Given task →
Which lines contain the word "JSON"? Return each of them as written.

Exercise input →
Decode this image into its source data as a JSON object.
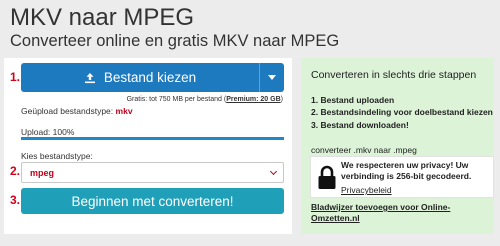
{
  "header": {
    "title": "MKV naar MPEG",
    "subtitle": "Converteer online en gratis MKV naar MPEG"
  },
  "left": {
    "step_numbers": [
      "1.",
      "2.",
      "3."
    ],
    "upload_button_label": "Bestand kiezen",
    "limit_text": "Gratis: tot 750 MB per bestand (",
    "limit_premium": "Premium: 20 GB",
    "limit_close": ")",
    "uploaded_type_label": "Geüpload bestandstype:",
    "uploaded_type_value": "mkv",
    "upload_progress_label": "Upload: 100%",
    "upload_progress": 1.0,
    "choose_type_label": "Kies bestandstype:",
    "selected_format": "mpeg",
    "convert_button_label": "Beginnen met converteren!"
  },
  "right": {
    "title": "Converteren in slechts drie stappen",
    "steps": [
      "Bestand uploaden",
      "Bestandsindeling voor doelbestand kiezen",
      "Bestand downloaden!"
    ],
    "step_prefixes": [
      "1.",
      "2.",
      "3."
    ],
    "convert_note": "converteer .mkv naar .mpeg",
    "privacy_text": "We respecteren uw privacy! Uw verbinding is 256-bit gecodeerd.",
    "privacy_link": "Privacybeleid",
    "bookmark_link": "Bladwijzer toevoegen voor Online-Omzetten.nl"
  },
  "colors": {
    "upload_button": "#1e7abf",
    "convert_button": "#1fa0b8",
    "accent_red": "#c0001a",
    "right_panel": "#dcf3d8"
  },
  "icons": {
    "upload": "upload-icon",
    "dropdown": "chevron-down-icon",
    "lock": "lock-icon"
  }
}
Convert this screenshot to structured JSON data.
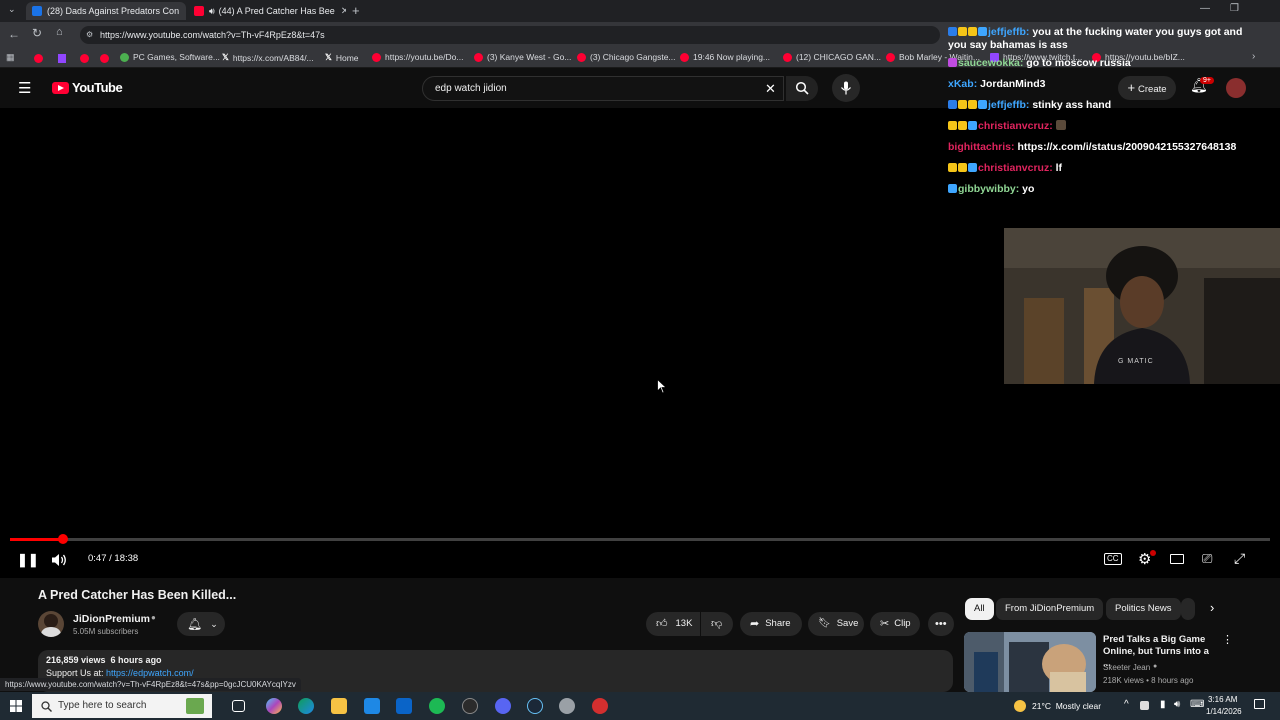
{
  "browser": {
    "tabs": [
      {
        "title": "(28) Dads Against Predators Con",
        "color": "#1a73e8"
      },
      {
        "title": "(44) A Pred Catcher Has Bee",
        "color": "#ff0033"
      }
    ],
    "url": "https://www.youtube.com/watch?v=Th-vF4RpEz8&t=47s",
    "bookmarks": [
      {
        "label": "PC Games, Software...",
        "kind": "dot"
      },
      {
        "label": "https://x.com/AB84/...",
        "kind": "x"
      },
      {
        "label": "Home",
        "kind": "x"
      },
      {
        "label": "https://youtu.be/Do...",
        "kind": "dot"
      },
      {
        "label": "(3) Kanye West - Go...",
        "kind": "dot"
      },
      {
        "label": "(3) Chicago Gangste...",
        "kind": "dot"
      },
      {
        "label": "19:46 Now playing...",
        "kind": "dot"
      },
      {
        "label": "(12) CHICAGO GAN...",
        "kind": "dot"
      },
      {
        "label": "Bob Marley - Waitin...",
        "kind": "dot"
      },
      {
        "label": "https://www.twitch.t...",
        "kind": "dot"
      },
      {
        "label": "https://youtu.be/bIZ...",
        "kind": "dot"
      }
    ],
    "status_url": "https://www.youtube.com/watch?v=Th-vF4RpEz8&t=47s&pp=0gcJCU0KAYcqIYzv"
  },
  "youtube": {
    "logo": "YouTube",
    "search_value": "edp watch jidion",
    "create_label": "Create",
    "notifications_count": "9+"
  },
  "player": {
    "time": "0:47 / 18:38",
    "progress_fraction": 0.042
  },
  "chat": [
    {
      "user": "jeffjeffb",
      "user_color": "#3ea6ff",
      "badges": [
        "#2b7de9",
        "#f5c518",
        "#f5c518",
        "#3ea6ff"
      ],
      "text": "you at the fucking water you guys got and you say bahamas is ass"
    },
    {
      "user": "saucewokka",
      "user_color": "#8fd694",
      "badges": [
        "#c04ce0"
      ],
      "text": "go to moscow russia"
    },
    {
      "user": "xKab",
      "user_color": "#3ea6ff",
      "badges": [],
      "text": "JordanMind3"
    },
    {
      "user": "jeffjeffb",
      "user_color": "#3ea6ff",
      "badges": [
        "#2b7de9",
        "#f5c518",
        "#f5c518",
        "#3ea6ff"
      ],
      "text": "stinky ass hand"
    },
    {
      "user": "christianvcruz",
      "user_color": "#e0245e",
      "badges": [
        "#f5c518",
        "#f5c518",
        "#3ea6ff"
      ],
      "text": ""
    },
    {
      "user": "bighittachris",
      "user_color": "#e0245e",
      "badges": [],
      "text": "https://x.com/i/status/2009042155327648138"
    },
    {
      "user": "christianvcruz",
      "user_color": "#e0245e",
      "badges": [
        "#f5c518",
        "#f5c518",
        "#3ea6ff"
      ],
      "text": "lf"
    },
    {
      "user": "gibbywibby",
      "user_color": "#8fd694",
      "badges": [
        "#3ea6ff"
      ],
      "text": "yo"
    }
  ],
  "video_info": {
    "title": "A Pred Catcher Has Been Killed...",
    "channel": "JiDionPremium",
    "subscribers": "5.05M subscribers",
    "likes": "13K",
    "share": "Share",
    "save": "Save",
    "clip": "Clip",
    "views_date": "216,859 views  6 hours ago",
    "support_prefix": "Support Us at:",
    "support_link": "https://edpwatch.com/"
  },
  "chips": [
    "All",
    "From JiDionPremium",
    "Politics News"
  ],
  "recommended": {
    "title": "Pred Talks a Big Game Online, but Turns into a ...",
    "channel": "Skeeter Jean",
    "meta": "218K views • 8 hours ago"
  },
  "taskbar": {
    "search_placeholder": "Type here to search",
    "weather": "21°C  Mostly clear",
    "time": "3:16 AM",
    "date": "1/14/2026"
  }
}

Response to the task →
Decode this image into its source data as a JSON object.
Convert this screenshot to structured JSON data.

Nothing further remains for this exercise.